**Written task**
Skip the images. Copy the records exactly as written.

**Material for this exercise**
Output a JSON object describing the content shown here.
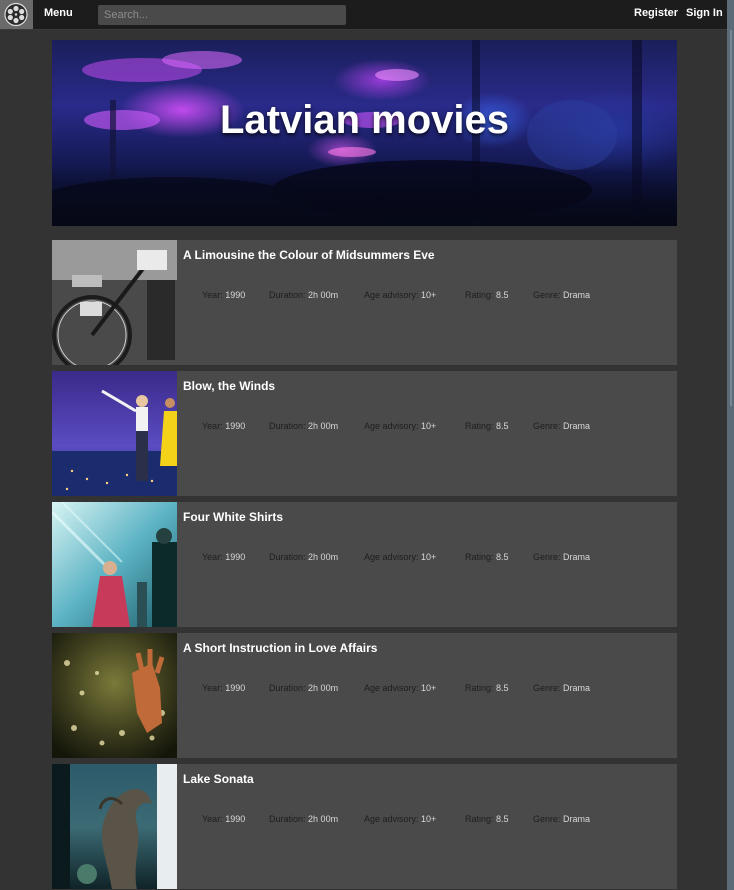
{
  "header": {
    "menu_label": "Menu",
    "search_placeholder": "Search...",
    "register_label": "Register",
    "signin_label": "Sign In"
  },
  "hero": {
    "title": "Latvian movies"
  },
  "meta_labels": {
    "year": "Year:",
    "duration": "Duration:",
    "age": "Age advisory:",
    "rating": "Rating:",
    "genre": "Genre:"
  },
  "movies": [
    {
      "title": "A Limousine the Colour of Midsummers Eve",
      "year": "1990",
      "duration": "2h 00m",
      "age": "10+",
      "rating": "8.5",
      "genre": "Drama",
      "poster": "bicycle-photo"
    },
    {
      "title": "Blow, the Winds",
      "year": "1990",
      "duration": "2h 00m",
      "age": "10+",
      "rating": "8.5",
      "genre": "Drama",
      "poster": "dancing-couple-photo"
    },
    {
      "title": "Four White Shirts",
      "year": "1990",
      "duration": "2h 00m",
      "age": "10+",
      "rating": "8.5",
      "genre": "Drama",
      "poster": "matrix-scene-photo"
    },
    {
      "title": "A Short Instruction in Love Affairs",
      "year": "1990",
      "duration": "2h 00m",
      "age": "10+",
      "rating": "8.5",
      "genre": "Drama",
      "poster": "hand-underwater-photo"
    },
    {
      "title": "Lake Sonata",
      "year": "1990",
      "duration": "2h 00m",
      "age": "10+",
      "rating": "8.5",
      "genre": "Drama",
      "poster": "tree-creature-photo"
    }
  ]
}
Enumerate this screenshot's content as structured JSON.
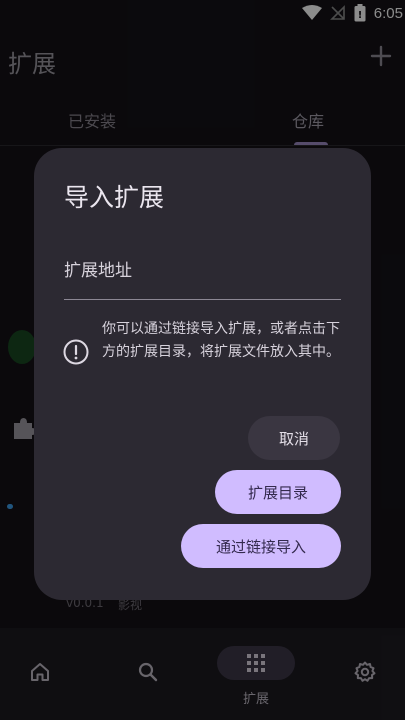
{
  "status": {
    "time": "6:05"
  },
  "app_bar": {
    "title": "扩展"
  },
  "tabs": [
    {
      "label": "已安装"
    },
    {
      "label": "仓库",
      "selected": true
    }
  ],
  "background_list": {
    "version": "v0.0.1",
    "category": "影视",
    "side_text": "表"
  },
  "bottom_nav": {
    "selected_label": "扩展",
    "items": [
      {
        "icon": "home-icon"
      },
      {
        "icon": "search-icon"
      },
      {
        "icon": "apps-grid-icon",
        "label": "扩展"
      },
      {
        "icon": "gear-icon"
      }
    ]
  },
  "dialog": {
    "title": "导入扩展",
    "url_label": "扩展地址",
    "url_value": "",
    "info_text": "你可以通过链接导入扩展，或者点击下方的扩展目录，将扩展文件放入其中。",
    "cancel_label": "取消",
    "catalog_label": "扩展目录",
    "import_label": "通过链接导入"
  },
  "colors": {
    "accent": "#d0bcff",
    "dialog_bg": "#2c2932",
    "screen_bg": "#141217"
  }
}
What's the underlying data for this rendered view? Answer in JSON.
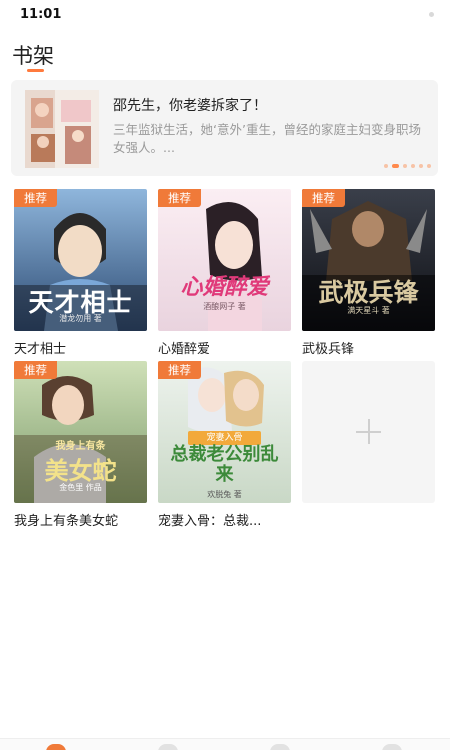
{
  "status_bar": {
    "time": "11:01"
  },
  "page": {
    "title": "书架"
  },
  "featured": {
    "title": "邵先生，你老婆拆家了！",
    "description": "三年监狱生活，她‘意外’重生，曾经的家庭主妇变身职场女强人。...",
    "carousel_pages": 6,
    "carousel_active": 1
  },
  "badge_label": "推荐",
  "books": [
    {
      "title": "天才相士",
      "cover_text": "天才相士",
      "cover_author": "潜龙勿用 著",
      "badge": "推荐",
      "colors": {
        "bg1": "#8fb6dc",
        "bg2": "#2c4a72",
        "accent": "#f2dcc6"
      }
    },
    {
      "title": "心婚醉爱",
      "cover_text": "心婚醉爱",
      "cover_author": "酒酿网子 著",
      "badge": "推荐",
      "colors": {
        "bg1": "#fbeef3",
        "bg2": "#e9d3de",
        "accent": "#e03a7a"
      }
    },
    {
      "title": "武极兵锋",
      "cover_text": "武极兵锋",
      "cover_author": "满天星斗 著",
      "badge": "推荐",
      "colors": {
        "bg1": "#3a3f4a",
        "bg2": "#0e0f14",
        "accent": "#d9c9a0"
      }
    },
    {
      "title": "我身上有条美女蛇",
      "cover_text": "美女蛇",
      "cover_subtitle": "我身上有条",
      "cover_author": "金色里 作品",
      "badge": "推荐",
      "colors": {
        "bg1": "#cfe0b8",
        "bg2": "#7c9a6a",
        "accent": "#f3e28a"
      }
    },
    {
      "title": "宠妻入骨：总裁...",
      "cover_text": "总裁老公别乱来",
      "cover_subtitle": "宠妻入骨",
      "cover_author": "欢脱兔 著",
      "badge": "推荐",
      "colors": {
        "bg1": "#eef3ee",
        "bg2": "#c9d8c6",
        "accent": "#3c8a3a"
      }
    }
  ],
  "add_button": {
    "icon": "plus-icon"
  },
  "tabbar": {
    "items": [
      "bookshelf-icon",
      "bookstore-icon",
      "category-icon",
      "profile-icon"
    ],
    "active_index": 0
  }
}
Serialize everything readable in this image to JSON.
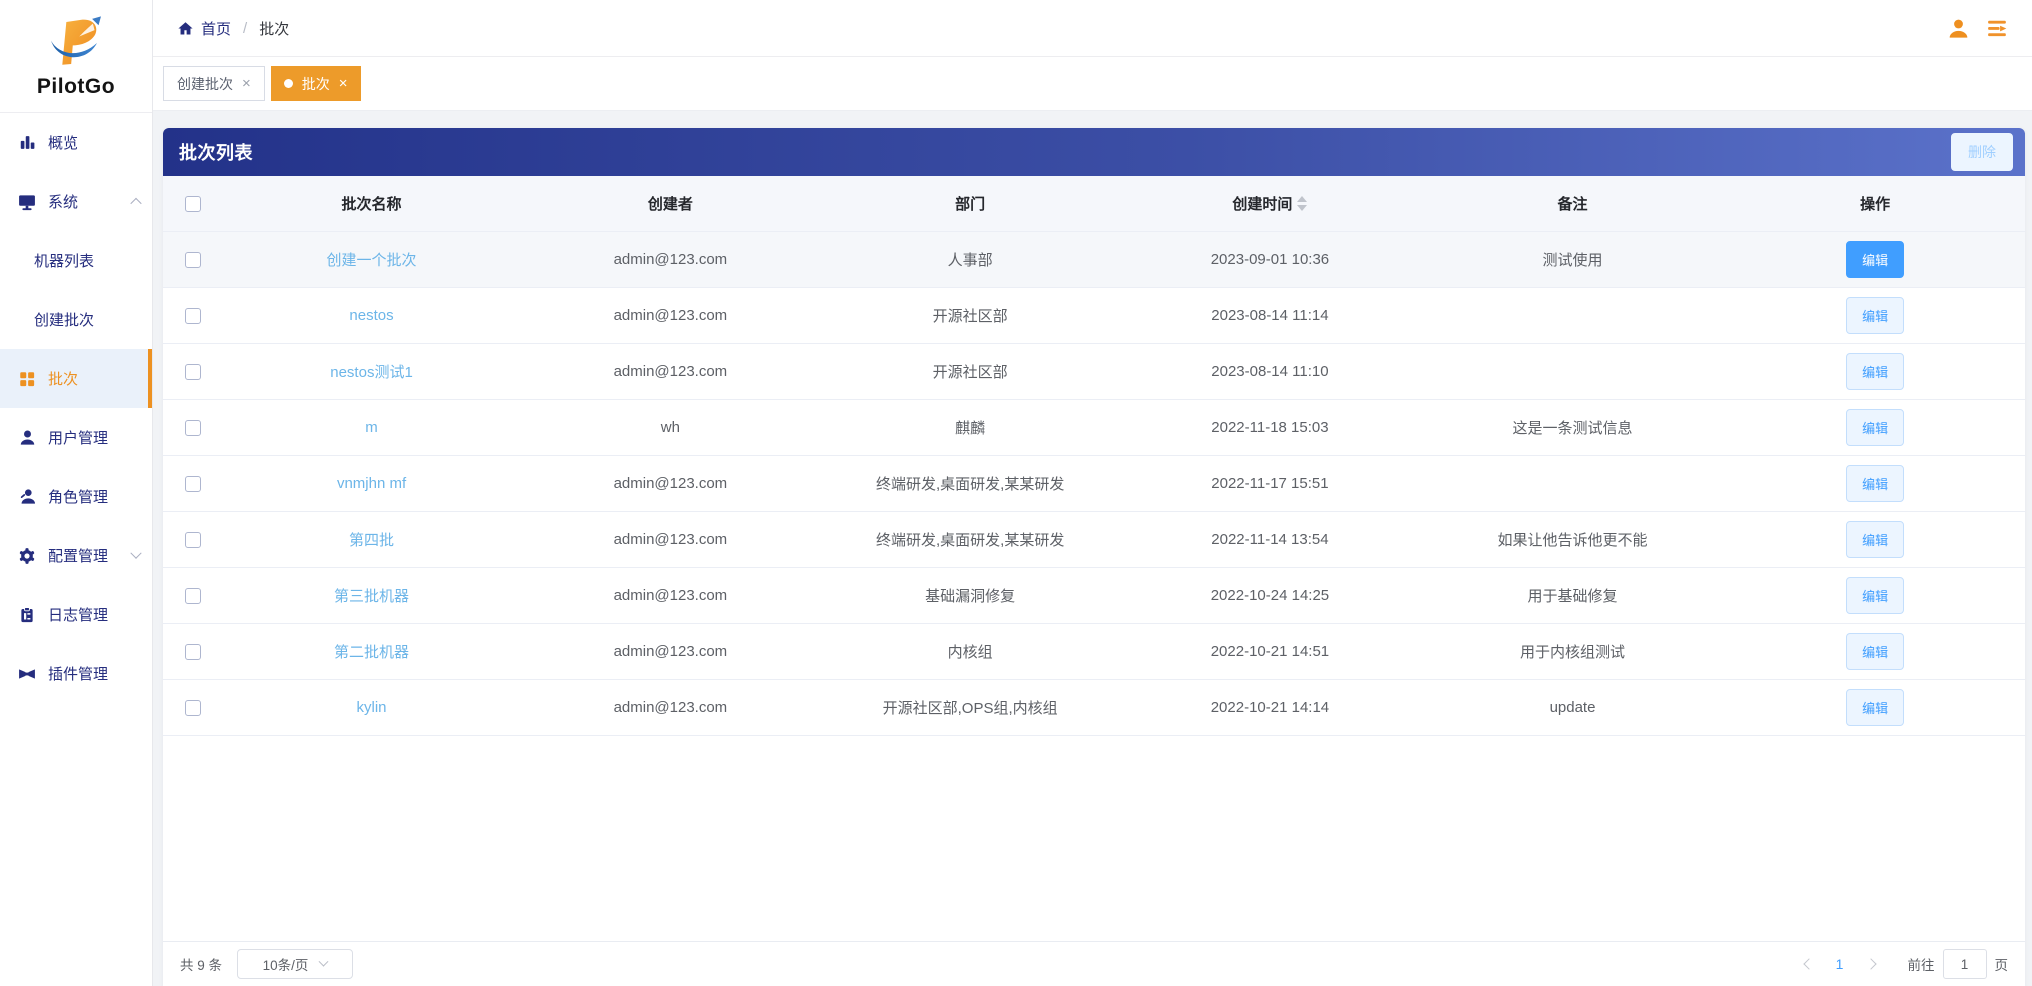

**Written solution**
Output a JSON object describing the content shown here.
{
  "header": {
    "menu_label": "Menu",
    "search_placeholder": "Search...",
    "register_label": "Register",
    "signin_label": "Sign In"
  },
  "hero": {
    "title": "Latvian movies"
  },
  "meta_labels": {
    "year": "Year:",
    "duration": "Duration:",
    "age": "Age advisory:",
    "rating": "Rating:",
    "genre": "Genre:"
  },
  "movies": [
    {
      "title": "A Limousine the Colour of Midsummers Eve",
      "year": "1990",
      "duration": "2h 00m",
      "age": "10+",
      "rating": "8.5",
      "genre": "Drama",
      "poster": "bicycle-photo"
    },
    {
      "title": "Blow, the Winds",
      "year": "1990",
      "duration": "2h 00m",
      "age": "10+",
      "rating": "8.5",
      "genre": "Drama",
      "poster": "dancing-couple-photo"
    },
    {
      "title": "Four White Shirts",
      "year": "1990",
      "duration": "2h 00m",
      "age": "10+",
      "rating": "8.5",
      "genre": "Drama",
      "poster": "matrix-scene-photo"
    },
    {
      "title": "A Short Instruction in Love Affairs",
      "year": "1990",
      "duration": "2h 00m",
      "age": "10+",
      "rating": "8.5",
      "genre": "Drama",
      "poster": "hand-underwater-photo"
    },
    {
      "title": "Lake Sonata",
      "year": "1990",
      "duration": "2h 00m",
      "age": "10+",
      "rating": "8.5",
      "genre": "Drama",
      "poster": "tree-creature-photo"
    }
  ]
}
Enumerate this screenshot's content as structured JSON.
{
  "status": {
    "time": "6:05"
  },
  "app_bar": {
    "title": "扩展"
  },
  "tabs": [
    {
      "label": "已安装"
    },
    {
      "label": "仓库",
      "selected": true
    }
  ],
  "background_list": {
    "version": "v0.0.1",
    "category": "影视",
    "side_text": "表"
  },
  "bottom_nav": {
    "selected_label": "扩展",
    "items": [
      {
        "icon": "home-icon"
      },
      {
        "icon": "search-icon"
      },
      {
        "icon": "apps-grid-icon",
        "label": "扩展"
      },
      {
        "icon": "gear-icon"
      }
    ]
  },
  "dialog": {
    "title": "导入扩展",
    "url_label": "扩展地址",
    "url_value": "",
    "info_text": "你可以通过链接导入扩展，或者点击下方的扩展目录，将扩展文件放入其中。",
    "cancel_label": "取消",
    "catalog_label": "扩展目录",
    "import_label": "通过链接导入"
  },
  "colors": {
    "accent": "#d0bcff",
    "dialog_bg": "#2c2932",
    "screen_bg": "#141217"
  }
}
What's the underlying data for this rendered view? Answer in JSON.
{
  "status_bar": {
    "time": "11:01"
  },
  "page": {
    "title": "书架"
  },
  "featured": {
    "title": "邵先生，你老婆拆家了！",
    "description": "三年监狱生活，她‘意外’重生，曾经的家庭主妇变身职场女强人。...",
    "carousel_pages": 6,
    "carousel_active": 1
  },
  "badge_label": "推荐",
  "books": [
    {
      "title": "天才相士",
      "cover_text": "天才相士",
      "cover_author": "潜龙勿用 著",
      "badge": "推荐",
      "colors": {
        "bg1": "#8fb6dc",
        "bg2": "#2c4a72",
        "accent": "#f2dcc6"
      }
    },
    {
      "title": "心婚醉爱",
      "cover_text": "心婚醉爱",
      "cover_author": "酒酿网子 著",
      "badge": "推荐",
      "colors": {
        "bg1": "#fbeef3",
        "bg2": "#e9d3de",
        "accent": "#e03a7a"
      }
    },
    {
      "title": "武极兵锋",
      "cover_text": "武极兵锋",
      "cover_author": "满天星斗 著",
      "badge": "推荐",
      "colors": {
        "bg1": "#3a3f4a",
        "bg2": "#0e0f14",
        "accent": "#d9c9a0"
      }
    },
    {
      "title": "我身上有条美女蛇",
      "cover_text": "美女蛇",
      "cover_subtitle": "我身上有条",
      "cover_author": "金色里 作品",
      "badge": "推荐",
      "colors": {
        "bg1": "#cfe0b8",
        "bg2": "#7c9a6a",
        "accent": "#f3e28a"
      }
    },
    {
      "title": "宠妻入骨：总裁...",
      "cover_text": "总裁老公别乱来",
      "cover_subtitle": "宠妻入骨",
      "cover_author": "欢脱兔 著",
      "badge": "推荐",
      "colors": {
        "bg1": "#eef3ee",
        "bg2": "#c9d8c6",
        "accent": "#3c8a3a"
      }
    }
  ],
  "add_button": {
    "icon": "plus-icon"
  },
  "tabbar": {
    "items": [
      "bookshelf-icon",
      "bookstore-icon",
      "category-icon",
      "profile-icon"
    ],
    "active_index": 0
  }
}
Serialize everything readable in this image to JSON.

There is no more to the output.